Search the listing for "possession" and copy every line where it appears.
— Start TASK DATA —
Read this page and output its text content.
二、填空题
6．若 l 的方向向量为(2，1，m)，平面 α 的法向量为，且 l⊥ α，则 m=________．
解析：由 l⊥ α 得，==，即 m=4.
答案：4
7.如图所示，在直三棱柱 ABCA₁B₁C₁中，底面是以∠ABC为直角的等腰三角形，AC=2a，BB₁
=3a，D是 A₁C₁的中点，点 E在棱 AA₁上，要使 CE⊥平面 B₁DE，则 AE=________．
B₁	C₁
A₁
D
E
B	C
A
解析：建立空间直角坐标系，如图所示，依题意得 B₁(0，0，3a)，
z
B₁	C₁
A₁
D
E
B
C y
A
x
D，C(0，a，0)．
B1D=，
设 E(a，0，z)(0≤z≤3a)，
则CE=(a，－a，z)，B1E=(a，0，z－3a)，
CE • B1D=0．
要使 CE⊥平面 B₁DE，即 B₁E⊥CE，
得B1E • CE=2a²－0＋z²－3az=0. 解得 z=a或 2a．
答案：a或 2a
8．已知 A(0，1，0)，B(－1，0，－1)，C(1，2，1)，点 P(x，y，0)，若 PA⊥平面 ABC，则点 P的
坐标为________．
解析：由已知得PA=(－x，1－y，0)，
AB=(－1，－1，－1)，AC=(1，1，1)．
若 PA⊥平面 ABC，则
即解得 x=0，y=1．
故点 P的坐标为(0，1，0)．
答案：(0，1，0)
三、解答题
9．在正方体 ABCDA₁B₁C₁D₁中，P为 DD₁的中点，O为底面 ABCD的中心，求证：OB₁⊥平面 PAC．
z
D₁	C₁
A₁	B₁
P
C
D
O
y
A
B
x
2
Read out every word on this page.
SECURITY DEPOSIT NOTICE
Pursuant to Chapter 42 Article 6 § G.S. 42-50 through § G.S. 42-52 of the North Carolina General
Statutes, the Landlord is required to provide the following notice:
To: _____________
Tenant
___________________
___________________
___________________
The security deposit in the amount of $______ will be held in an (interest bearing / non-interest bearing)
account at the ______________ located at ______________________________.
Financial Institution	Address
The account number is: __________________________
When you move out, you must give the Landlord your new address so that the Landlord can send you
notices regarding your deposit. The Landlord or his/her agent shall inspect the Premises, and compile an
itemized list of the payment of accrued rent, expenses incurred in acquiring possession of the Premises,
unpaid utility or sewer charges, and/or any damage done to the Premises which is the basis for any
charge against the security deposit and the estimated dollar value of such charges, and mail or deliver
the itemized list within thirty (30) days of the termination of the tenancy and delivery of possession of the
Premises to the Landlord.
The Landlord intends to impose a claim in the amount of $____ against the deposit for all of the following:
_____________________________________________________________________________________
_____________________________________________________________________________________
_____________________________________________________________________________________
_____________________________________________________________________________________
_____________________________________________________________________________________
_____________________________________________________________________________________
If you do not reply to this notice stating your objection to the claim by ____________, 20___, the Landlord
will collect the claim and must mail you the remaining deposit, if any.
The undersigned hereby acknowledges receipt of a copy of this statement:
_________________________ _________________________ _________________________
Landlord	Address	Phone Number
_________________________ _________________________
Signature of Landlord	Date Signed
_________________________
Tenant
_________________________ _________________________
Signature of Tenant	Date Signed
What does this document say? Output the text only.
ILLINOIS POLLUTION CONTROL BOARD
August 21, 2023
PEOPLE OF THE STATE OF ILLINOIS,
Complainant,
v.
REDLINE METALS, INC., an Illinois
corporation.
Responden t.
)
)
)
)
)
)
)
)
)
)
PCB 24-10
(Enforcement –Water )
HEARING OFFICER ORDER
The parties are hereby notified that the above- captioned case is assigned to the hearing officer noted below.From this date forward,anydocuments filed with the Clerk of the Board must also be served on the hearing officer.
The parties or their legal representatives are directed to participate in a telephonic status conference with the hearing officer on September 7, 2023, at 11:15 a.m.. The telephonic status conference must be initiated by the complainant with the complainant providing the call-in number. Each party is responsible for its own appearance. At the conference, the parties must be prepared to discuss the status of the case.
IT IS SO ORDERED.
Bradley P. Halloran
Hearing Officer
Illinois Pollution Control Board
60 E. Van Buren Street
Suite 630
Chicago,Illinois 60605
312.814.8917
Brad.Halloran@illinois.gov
— End TASK DATA —
» TASK SOLUTION
itemized list of the payment of accrued rent, expenses incurred in acquiring possession of the Premises,
the itemized list within thirty (30) days of the termination of the tenancy and delivery of possession of the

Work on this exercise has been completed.